* Description of the task *
Gather all lines in the data that hold the string "Tinio".

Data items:
'''
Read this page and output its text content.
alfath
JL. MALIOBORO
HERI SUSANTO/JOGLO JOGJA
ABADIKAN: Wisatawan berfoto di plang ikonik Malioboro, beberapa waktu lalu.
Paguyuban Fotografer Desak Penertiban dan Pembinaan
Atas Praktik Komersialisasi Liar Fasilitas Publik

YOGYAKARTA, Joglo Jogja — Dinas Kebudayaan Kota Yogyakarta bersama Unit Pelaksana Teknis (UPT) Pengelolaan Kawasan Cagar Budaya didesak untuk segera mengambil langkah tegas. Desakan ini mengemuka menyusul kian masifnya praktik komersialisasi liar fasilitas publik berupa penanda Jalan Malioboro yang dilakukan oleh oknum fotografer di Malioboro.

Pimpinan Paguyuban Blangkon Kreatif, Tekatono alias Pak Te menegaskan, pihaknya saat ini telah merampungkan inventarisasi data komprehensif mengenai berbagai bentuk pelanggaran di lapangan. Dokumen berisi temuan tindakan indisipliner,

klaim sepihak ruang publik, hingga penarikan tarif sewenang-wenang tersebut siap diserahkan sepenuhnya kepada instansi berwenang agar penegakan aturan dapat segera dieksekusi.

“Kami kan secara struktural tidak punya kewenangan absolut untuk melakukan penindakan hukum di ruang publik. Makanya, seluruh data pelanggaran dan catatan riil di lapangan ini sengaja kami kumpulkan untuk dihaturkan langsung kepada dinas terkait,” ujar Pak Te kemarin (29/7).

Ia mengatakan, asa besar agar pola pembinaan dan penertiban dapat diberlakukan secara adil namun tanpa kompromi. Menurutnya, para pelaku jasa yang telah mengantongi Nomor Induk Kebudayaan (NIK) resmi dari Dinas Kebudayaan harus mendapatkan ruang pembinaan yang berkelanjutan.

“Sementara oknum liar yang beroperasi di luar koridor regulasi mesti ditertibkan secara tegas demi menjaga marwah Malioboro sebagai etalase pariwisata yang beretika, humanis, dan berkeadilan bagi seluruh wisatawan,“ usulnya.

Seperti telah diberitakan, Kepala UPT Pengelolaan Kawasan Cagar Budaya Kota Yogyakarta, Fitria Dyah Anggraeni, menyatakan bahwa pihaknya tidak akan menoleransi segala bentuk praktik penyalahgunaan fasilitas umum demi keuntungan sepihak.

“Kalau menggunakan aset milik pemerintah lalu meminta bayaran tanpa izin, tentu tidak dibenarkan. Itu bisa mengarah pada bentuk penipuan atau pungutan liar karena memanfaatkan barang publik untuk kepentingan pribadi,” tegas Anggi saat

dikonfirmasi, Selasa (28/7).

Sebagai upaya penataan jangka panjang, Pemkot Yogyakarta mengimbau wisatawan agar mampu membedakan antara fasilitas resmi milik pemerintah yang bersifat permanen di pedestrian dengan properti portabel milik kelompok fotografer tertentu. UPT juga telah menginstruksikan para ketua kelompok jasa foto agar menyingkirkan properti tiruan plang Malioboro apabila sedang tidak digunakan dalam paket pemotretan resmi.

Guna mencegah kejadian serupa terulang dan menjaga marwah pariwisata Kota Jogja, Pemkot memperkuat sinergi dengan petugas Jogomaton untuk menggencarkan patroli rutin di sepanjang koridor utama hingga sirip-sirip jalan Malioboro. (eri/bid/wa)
'''
'''
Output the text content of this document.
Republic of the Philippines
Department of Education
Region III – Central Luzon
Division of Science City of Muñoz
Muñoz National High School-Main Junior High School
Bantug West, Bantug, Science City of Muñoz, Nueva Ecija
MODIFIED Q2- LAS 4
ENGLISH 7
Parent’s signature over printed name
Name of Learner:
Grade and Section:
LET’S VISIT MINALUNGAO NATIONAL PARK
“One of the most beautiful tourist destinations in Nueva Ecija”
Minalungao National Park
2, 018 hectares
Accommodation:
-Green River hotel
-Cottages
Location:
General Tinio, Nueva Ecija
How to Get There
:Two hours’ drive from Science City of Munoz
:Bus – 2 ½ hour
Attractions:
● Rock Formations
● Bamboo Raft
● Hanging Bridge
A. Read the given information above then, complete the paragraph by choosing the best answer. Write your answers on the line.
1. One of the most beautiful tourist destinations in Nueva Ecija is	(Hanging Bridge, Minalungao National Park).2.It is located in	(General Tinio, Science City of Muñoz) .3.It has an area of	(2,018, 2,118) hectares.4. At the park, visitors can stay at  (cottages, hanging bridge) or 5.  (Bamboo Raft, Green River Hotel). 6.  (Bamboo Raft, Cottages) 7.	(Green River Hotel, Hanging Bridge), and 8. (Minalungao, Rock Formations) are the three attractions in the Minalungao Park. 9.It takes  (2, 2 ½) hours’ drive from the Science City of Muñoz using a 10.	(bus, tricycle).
'''
'''
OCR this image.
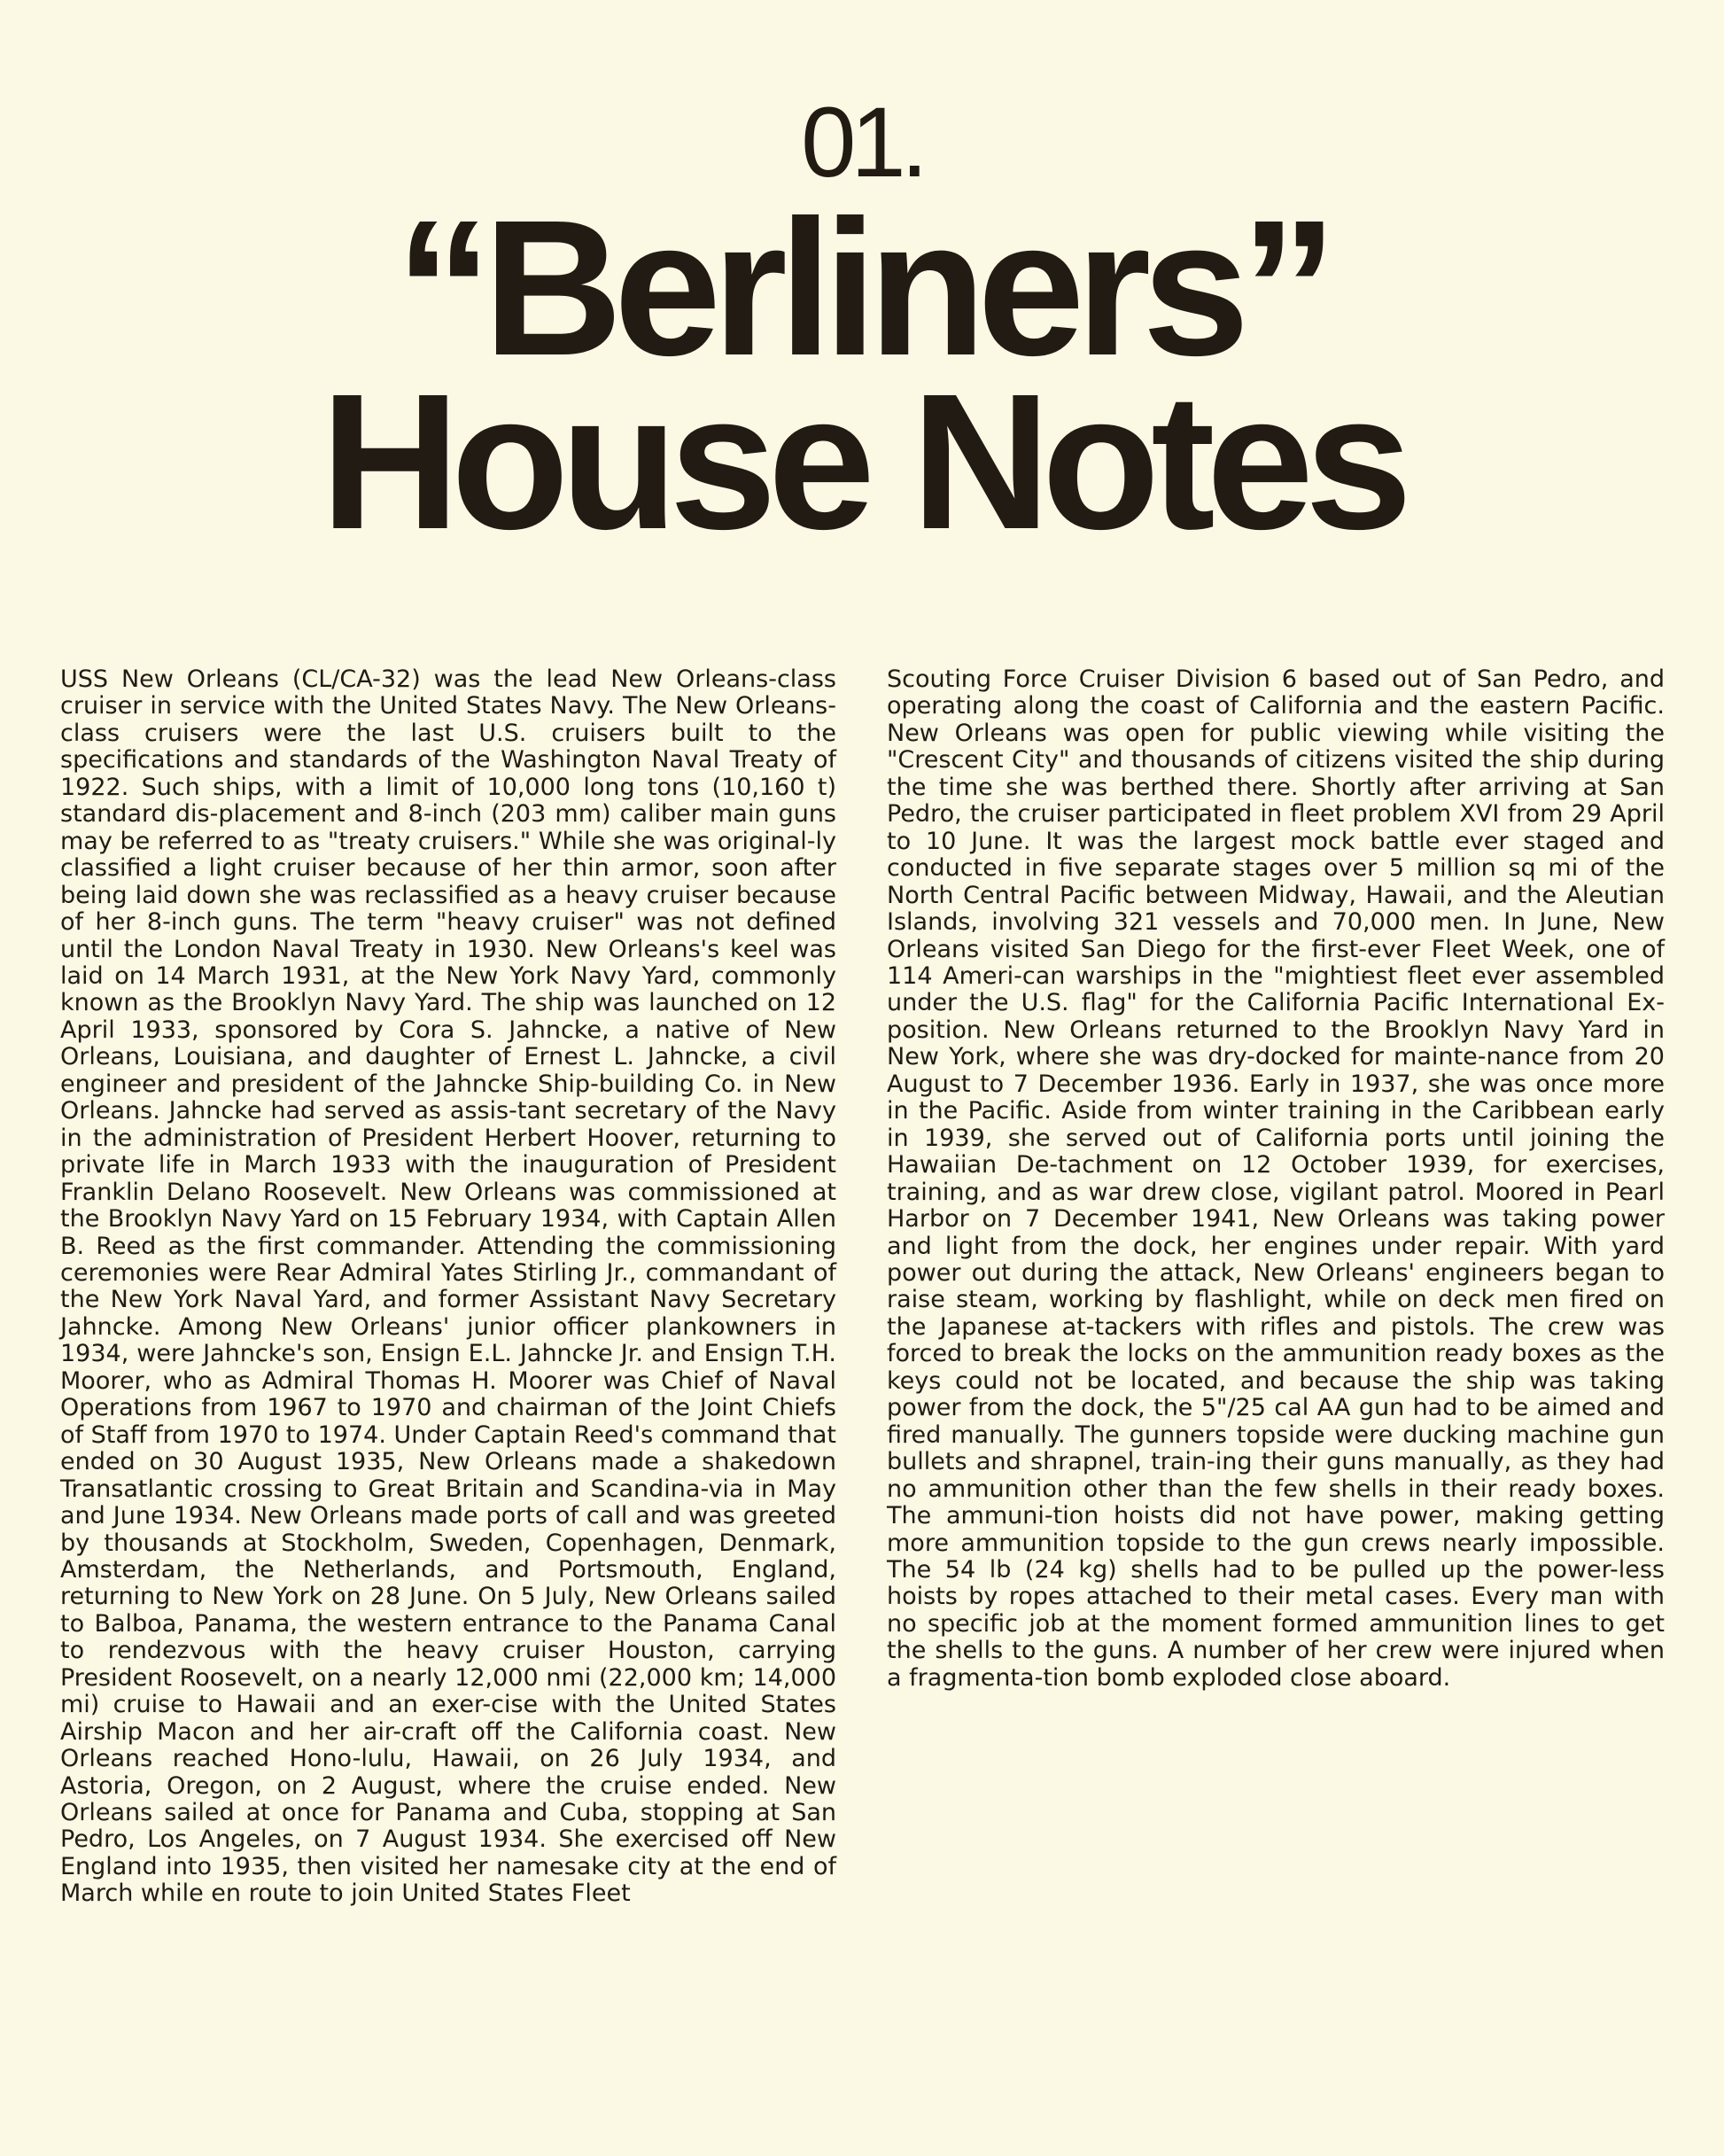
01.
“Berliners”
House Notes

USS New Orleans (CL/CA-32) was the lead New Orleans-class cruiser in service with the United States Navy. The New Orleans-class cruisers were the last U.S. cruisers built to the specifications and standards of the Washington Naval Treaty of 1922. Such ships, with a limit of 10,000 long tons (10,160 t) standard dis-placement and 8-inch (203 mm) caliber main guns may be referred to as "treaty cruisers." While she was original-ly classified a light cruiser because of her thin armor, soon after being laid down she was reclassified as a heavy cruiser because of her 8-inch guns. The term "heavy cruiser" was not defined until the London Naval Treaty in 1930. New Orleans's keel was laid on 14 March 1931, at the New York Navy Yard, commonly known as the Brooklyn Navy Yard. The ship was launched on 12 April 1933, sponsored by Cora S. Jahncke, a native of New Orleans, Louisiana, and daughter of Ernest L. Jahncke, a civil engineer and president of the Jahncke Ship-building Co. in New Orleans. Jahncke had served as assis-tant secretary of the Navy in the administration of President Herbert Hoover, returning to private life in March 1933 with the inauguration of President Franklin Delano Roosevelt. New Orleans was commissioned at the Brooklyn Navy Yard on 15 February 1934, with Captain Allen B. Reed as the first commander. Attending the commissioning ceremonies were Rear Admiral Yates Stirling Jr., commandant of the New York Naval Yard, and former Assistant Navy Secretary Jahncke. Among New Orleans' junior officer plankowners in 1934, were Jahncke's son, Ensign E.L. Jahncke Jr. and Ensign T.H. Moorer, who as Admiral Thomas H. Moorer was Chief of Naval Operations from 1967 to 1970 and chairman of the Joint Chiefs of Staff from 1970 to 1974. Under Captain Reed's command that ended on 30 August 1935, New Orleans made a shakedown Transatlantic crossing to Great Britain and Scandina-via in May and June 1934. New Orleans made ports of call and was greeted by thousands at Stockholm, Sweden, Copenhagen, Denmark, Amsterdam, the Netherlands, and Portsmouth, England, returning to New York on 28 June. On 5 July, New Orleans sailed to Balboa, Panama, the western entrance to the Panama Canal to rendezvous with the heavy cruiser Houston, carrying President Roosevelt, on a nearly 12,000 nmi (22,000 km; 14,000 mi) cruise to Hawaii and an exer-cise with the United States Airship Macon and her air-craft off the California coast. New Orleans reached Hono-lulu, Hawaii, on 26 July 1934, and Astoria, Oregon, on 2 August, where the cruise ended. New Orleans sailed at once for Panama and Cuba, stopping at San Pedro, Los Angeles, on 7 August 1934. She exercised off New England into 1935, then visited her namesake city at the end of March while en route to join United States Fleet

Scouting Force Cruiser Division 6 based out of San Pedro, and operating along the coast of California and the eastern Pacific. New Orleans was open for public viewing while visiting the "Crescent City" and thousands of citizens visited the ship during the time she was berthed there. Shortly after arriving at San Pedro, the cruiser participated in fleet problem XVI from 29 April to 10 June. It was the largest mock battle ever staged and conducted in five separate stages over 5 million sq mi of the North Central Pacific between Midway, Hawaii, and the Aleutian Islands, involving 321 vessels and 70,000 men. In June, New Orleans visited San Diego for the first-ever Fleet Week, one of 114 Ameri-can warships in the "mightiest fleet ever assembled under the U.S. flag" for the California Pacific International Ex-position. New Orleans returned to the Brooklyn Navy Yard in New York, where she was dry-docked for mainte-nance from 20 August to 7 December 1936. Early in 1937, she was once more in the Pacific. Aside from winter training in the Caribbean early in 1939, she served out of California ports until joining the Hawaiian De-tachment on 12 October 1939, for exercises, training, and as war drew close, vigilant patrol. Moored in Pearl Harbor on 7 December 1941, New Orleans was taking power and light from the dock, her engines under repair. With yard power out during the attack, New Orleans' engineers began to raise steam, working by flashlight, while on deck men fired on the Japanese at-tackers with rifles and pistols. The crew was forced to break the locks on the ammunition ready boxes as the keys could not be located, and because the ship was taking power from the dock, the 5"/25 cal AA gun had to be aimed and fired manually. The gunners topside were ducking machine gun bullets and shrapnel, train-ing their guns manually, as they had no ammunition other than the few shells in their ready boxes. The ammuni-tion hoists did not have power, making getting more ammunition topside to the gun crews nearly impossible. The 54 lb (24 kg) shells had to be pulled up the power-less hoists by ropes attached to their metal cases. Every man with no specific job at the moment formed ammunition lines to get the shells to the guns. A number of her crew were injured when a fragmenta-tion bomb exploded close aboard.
'''
* Task answer *
General Tinio, Nueva Ecija
1. One of the most beautiful tourist destinations in Nueva Ecija is	(Hanging Bridge, Minalungao National Park).2.It is located in	(General Tinio, Science City of Muñoz) .3.It has an area of	(2,018, 2,118) hectares.4. At the park, visitors can stay at  (cottages, hanging bridge) or 5.  (Bamboo Raft, Green River Hotel). 6.  (Bamboo Raft, Cottages) 7.	(Green River Hotel, Hanging Bridge), and 8. (Minalungao, Rock Formations) are the three attractions in the Minalungao Park. 9.It takes  (2, 2 ½) hours’ drive from the Science City of Muñoz using a 10.	(bus, tricycle).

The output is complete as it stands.